### DIRECTION
Every line holding the word "xlabel" counts once. Give the total, nothing more.

[Records from a data collection]
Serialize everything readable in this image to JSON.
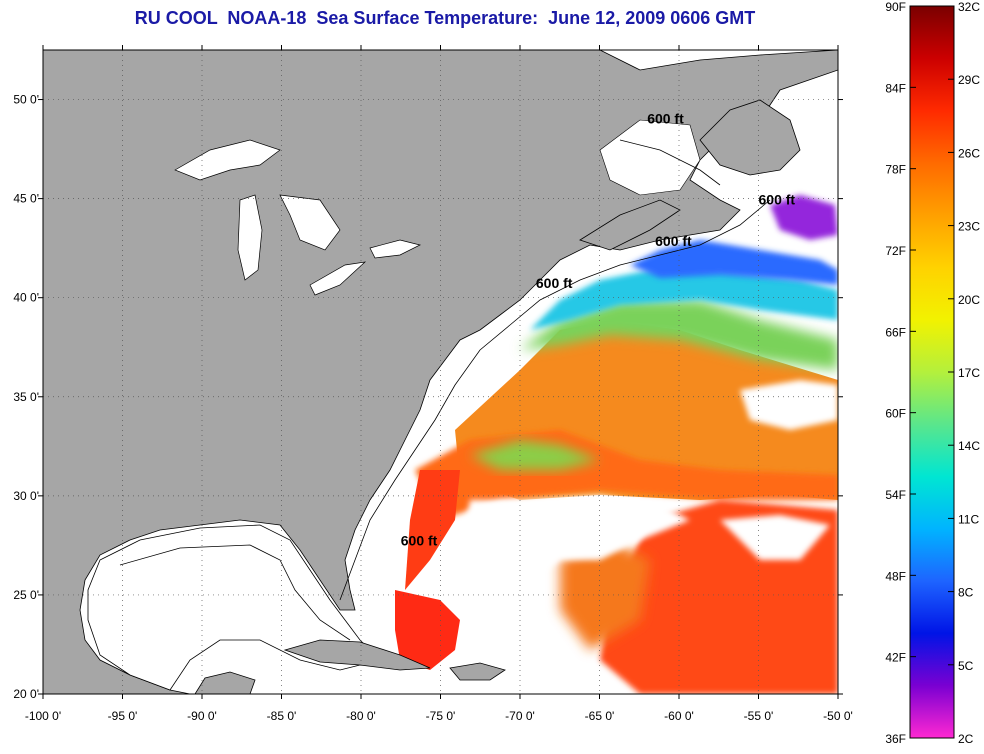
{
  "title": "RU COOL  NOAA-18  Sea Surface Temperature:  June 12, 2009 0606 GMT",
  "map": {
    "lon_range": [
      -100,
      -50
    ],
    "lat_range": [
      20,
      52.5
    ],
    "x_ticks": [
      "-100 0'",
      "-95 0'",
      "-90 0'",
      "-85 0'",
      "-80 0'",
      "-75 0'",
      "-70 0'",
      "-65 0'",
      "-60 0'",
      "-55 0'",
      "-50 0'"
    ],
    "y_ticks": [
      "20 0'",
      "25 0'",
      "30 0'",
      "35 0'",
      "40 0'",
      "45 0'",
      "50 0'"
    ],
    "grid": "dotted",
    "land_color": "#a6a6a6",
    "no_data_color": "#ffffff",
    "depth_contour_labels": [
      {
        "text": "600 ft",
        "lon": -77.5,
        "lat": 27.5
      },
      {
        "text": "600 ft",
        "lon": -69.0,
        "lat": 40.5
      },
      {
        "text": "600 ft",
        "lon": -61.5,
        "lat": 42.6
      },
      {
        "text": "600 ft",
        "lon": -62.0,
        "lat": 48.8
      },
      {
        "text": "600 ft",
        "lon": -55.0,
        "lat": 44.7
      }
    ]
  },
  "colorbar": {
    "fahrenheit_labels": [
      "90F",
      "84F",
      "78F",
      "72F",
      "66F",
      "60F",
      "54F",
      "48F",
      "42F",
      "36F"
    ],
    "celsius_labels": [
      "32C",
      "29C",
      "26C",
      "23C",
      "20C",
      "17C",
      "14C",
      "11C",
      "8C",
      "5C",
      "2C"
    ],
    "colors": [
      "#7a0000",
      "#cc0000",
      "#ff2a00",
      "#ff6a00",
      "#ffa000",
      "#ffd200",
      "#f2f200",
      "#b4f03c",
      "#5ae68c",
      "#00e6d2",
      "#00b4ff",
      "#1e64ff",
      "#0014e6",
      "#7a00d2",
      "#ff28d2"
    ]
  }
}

--

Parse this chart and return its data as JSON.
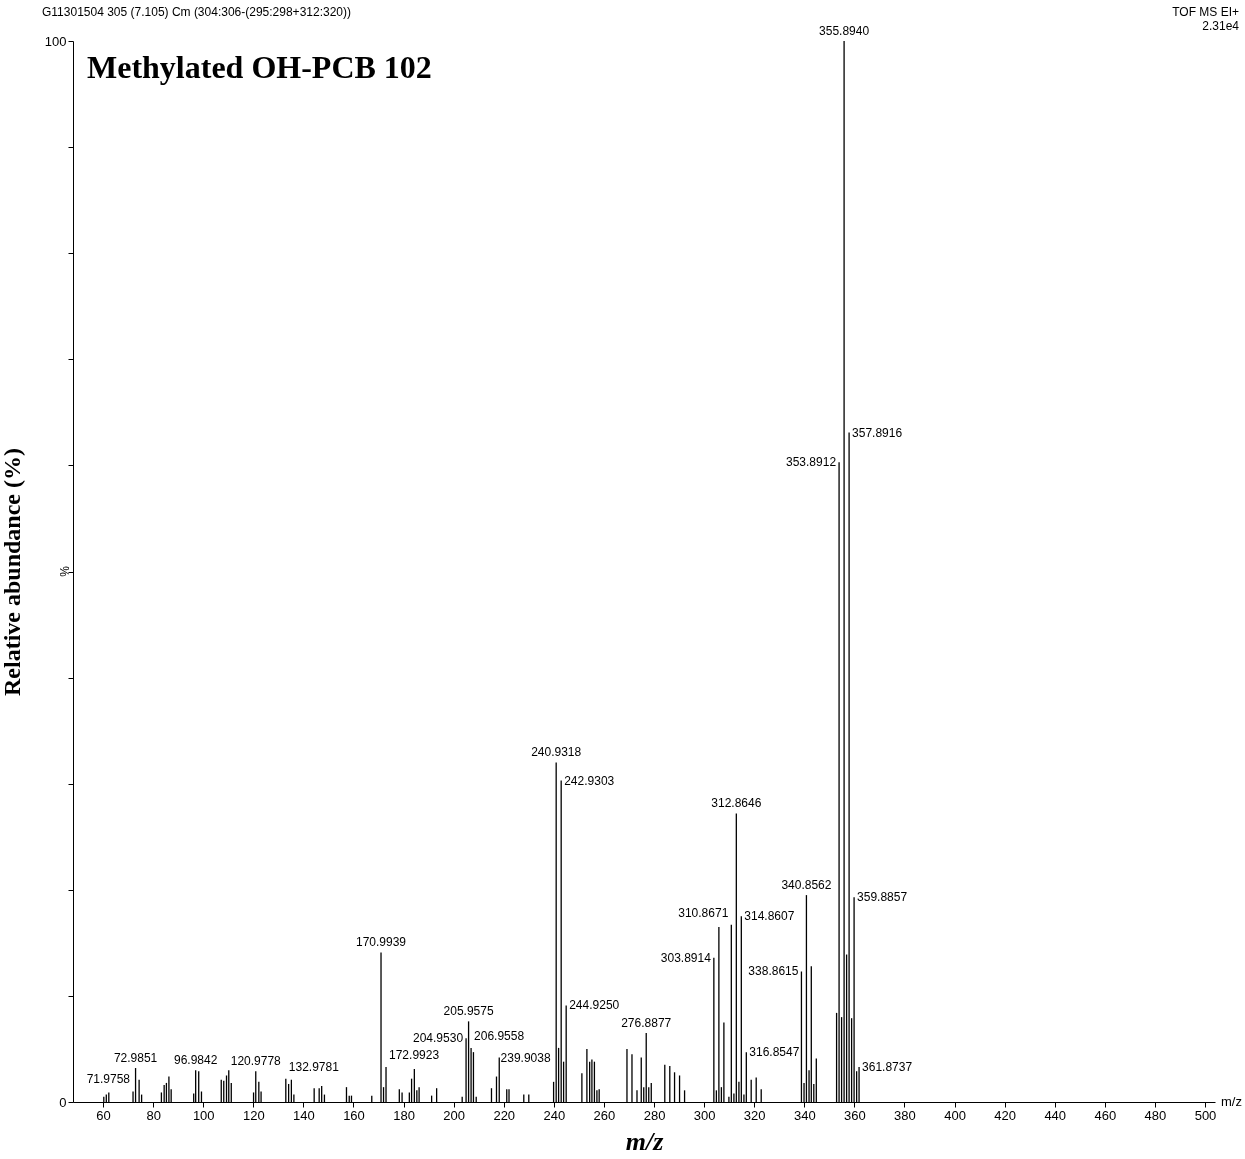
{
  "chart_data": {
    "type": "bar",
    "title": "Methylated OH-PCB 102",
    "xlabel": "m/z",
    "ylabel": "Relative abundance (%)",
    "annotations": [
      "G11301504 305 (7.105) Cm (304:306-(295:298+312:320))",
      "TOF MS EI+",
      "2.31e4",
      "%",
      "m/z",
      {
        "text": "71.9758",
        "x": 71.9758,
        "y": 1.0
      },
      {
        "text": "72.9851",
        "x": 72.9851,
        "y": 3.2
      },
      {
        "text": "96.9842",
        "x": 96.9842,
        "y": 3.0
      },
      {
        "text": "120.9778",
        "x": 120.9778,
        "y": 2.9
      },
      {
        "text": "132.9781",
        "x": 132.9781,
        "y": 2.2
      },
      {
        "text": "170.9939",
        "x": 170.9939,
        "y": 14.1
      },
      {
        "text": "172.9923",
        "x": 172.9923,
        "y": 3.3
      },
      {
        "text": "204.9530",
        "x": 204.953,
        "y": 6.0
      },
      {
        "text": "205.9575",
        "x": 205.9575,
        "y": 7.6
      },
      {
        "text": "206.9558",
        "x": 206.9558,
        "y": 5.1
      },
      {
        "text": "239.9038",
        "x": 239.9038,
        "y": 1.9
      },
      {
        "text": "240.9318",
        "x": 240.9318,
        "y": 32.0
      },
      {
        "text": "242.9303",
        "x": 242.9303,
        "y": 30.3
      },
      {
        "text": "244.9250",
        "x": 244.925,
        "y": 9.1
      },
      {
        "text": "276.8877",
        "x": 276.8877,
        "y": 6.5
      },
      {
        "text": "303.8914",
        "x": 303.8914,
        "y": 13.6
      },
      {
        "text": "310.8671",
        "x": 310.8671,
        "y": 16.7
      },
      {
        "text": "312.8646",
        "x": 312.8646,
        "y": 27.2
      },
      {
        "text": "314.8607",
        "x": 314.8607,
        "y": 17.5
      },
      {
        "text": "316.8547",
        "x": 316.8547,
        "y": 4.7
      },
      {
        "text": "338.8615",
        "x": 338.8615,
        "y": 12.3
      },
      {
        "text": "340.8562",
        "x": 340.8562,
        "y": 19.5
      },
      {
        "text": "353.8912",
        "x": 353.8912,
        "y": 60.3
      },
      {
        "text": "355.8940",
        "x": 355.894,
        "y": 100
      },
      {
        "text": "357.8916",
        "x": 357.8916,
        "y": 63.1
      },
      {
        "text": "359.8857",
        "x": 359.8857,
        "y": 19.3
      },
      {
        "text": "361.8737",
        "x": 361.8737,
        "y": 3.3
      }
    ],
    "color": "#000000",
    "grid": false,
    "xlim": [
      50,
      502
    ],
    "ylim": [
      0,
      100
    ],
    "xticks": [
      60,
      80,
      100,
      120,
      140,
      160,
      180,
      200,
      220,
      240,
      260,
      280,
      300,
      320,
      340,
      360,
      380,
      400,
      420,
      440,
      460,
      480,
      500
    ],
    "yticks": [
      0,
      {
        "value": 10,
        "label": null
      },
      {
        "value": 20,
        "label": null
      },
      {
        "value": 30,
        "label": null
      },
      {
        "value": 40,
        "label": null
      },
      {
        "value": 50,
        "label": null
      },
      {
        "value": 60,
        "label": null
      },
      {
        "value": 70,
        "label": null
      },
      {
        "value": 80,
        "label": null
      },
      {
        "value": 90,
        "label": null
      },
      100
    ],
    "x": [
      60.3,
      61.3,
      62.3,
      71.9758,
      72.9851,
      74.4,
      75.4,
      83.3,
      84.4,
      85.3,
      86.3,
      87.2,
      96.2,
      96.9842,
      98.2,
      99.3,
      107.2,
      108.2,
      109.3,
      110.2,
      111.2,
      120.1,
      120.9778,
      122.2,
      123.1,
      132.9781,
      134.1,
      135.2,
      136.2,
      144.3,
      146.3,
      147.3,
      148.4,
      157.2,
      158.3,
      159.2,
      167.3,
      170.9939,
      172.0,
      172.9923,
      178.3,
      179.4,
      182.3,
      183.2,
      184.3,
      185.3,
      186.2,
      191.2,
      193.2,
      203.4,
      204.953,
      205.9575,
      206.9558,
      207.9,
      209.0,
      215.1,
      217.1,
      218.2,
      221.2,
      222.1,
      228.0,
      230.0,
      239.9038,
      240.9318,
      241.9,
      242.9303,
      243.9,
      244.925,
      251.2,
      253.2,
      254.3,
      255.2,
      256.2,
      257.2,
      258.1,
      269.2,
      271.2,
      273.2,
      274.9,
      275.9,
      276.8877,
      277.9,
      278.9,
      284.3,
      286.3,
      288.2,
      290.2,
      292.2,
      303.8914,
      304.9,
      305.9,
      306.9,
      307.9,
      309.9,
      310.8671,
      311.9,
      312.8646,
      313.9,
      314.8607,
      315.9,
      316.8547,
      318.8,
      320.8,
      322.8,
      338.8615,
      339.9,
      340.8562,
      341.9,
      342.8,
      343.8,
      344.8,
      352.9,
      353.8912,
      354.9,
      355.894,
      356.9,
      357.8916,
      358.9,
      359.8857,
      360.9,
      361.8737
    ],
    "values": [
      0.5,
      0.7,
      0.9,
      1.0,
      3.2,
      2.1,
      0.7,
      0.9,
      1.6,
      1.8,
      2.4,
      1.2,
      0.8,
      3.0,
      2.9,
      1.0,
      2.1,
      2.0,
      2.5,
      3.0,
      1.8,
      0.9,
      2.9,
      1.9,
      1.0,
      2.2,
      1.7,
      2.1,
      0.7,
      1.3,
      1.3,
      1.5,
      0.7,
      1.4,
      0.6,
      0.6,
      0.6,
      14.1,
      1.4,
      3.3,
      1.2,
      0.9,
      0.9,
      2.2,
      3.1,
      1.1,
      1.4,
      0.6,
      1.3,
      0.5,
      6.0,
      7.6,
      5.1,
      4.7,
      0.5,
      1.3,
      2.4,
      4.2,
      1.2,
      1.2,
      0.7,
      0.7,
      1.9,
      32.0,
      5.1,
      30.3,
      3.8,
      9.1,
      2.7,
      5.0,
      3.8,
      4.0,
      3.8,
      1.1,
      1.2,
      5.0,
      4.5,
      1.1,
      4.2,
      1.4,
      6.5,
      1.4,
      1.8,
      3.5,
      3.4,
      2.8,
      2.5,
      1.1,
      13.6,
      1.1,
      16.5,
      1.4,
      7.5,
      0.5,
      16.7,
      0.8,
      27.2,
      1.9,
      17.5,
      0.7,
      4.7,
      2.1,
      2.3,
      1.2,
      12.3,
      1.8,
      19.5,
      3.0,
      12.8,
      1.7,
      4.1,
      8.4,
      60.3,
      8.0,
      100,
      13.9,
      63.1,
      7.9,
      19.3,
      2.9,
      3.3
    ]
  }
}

---

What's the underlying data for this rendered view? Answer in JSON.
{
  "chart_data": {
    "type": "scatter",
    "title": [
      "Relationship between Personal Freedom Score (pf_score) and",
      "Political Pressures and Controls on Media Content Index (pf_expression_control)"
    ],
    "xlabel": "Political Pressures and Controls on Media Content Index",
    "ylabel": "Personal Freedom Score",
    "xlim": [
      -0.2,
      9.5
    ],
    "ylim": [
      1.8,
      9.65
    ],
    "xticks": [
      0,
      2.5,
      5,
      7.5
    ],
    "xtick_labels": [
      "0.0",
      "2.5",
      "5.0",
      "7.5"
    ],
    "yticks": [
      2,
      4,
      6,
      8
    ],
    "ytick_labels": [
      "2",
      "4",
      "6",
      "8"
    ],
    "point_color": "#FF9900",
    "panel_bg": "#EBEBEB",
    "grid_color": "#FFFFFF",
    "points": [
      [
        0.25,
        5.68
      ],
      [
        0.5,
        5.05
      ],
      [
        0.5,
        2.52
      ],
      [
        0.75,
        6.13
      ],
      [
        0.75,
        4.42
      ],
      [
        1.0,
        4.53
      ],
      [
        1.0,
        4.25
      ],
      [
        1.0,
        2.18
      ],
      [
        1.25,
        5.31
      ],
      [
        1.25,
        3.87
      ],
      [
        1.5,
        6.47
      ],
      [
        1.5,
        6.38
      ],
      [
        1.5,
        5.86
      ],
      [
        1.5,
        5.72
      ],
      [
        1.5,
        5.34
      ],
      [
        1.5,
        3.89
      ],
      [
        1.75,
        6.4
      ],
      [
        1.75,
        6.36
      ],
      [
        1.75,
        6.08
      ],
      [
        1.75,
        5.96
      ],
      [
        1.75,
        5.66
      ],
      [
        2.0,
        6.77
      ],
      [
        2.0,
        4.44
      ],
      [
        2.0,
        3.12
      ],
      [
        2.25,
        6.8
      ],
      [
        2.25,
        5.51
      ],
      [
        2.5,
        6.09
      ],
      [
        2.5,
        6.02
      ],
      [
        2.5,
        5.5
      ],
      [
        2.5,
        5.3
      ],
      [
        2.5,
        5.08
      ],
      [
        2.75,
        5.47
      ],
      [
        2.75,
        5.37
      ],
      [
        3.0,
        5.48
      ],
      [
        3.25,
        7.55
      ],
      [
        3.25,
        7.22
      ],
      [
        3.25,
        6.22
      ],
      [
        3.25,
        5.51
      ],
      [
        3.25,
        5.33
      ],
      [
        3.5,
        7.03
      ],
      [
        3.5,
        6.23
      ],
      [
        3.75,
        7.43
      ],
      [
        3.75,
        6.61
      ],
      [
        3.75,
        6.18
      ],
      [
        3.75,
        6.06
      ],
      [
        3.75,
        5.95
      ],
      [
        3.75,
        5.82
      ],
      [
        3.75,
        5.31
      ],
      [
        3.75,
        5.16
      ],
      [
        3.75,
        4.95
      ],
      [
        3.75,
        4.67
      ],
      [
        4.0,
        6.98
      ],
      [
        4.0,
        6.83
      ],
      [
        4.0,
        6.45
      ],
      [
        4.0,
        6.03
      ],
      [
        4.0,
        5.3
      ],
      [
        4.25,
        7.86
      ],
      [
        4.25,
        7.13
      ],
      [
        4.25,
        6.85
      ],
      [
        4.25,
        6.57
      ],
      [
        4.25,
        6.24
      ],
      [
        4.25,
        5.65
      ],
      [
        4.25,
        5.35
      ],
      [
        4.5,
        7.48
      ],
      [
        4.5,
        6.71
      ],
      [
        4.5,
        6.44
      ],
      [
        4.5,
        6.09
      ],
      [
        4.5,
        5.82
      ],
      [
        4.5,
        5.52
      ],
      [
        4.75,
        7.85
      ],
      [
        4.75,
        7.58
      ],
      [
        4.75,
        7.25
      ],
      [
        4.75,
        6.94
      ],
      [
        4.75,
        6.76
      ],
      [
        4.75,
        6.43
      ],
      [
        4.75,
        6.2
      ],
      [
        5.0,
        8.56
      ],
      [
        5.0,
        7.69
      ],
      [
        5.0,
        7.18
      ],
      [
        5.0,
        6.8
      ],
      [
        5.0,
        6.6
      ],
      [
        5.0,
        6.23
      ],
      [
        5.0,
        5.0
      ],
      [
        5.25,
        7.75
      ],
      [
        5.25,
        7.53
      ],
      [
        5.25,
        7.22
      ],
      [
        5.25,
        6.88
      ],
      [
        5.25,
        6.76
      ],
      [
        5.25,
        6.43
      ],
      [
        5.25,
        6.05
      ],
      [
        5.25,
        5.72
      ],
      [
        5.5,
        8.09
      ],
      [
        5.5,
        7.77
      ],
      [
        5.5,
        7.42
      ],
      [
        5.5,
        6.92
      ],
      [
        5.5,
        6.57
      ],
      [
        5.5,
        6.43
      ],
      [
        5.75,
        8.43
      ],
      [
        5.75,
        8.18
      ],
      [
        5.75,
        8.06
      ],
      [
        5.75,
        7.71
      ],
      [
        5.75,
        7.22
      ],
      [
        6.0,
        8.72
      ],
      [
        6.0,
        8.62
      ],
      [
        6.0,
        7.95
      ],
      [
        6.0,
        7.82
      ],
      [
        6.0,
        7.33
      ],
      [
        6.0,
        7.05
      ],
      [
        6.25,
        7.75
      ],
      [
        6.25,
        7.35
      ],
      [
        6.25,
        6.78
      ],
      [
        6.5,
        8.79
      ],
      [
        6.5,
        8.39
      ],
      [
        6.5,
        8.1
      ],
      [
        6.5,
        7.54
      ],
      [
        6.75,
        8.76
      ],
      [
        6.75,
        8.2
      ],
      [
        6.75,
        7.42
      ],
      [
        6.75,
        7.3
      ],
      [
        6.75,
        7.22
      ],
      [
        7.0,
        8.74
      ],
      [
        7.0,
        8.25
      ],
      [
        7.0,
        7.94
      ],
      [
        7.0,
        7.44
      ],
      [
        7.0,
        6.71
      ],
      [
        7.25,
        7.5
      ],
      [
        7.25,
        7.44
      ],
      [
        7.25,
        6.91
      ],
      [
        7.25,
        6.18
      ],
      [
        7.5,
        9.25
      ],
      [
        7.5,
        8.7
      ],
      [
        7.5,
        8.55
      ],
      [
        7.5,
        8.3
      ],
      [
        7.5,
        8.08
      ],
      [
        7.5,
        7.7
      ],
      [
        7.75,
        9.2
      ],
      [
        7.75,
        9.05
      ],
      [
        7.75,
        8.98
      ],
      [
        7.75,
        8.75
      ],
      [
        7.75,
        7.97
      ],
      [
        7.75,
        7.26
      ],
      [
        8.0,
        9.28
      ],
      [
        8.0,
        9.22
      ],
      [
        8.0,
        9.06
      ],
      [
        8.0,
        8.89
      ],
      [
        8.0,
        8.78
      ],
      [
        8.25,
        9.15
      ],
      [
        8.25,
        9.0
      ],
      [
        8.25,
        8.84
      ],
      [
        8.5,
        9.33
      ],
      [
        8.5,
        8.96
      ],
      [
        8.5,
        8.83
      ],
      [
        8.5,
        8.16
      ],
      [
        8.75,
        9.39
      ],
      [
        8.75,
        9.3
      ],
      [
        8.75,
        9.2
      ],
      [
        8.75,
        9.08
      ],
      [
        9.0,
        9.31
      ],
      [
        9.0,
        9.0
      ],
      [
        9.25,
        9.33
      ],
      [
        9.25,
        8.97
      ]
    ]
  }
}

### RESPONSE TO THE TASK
2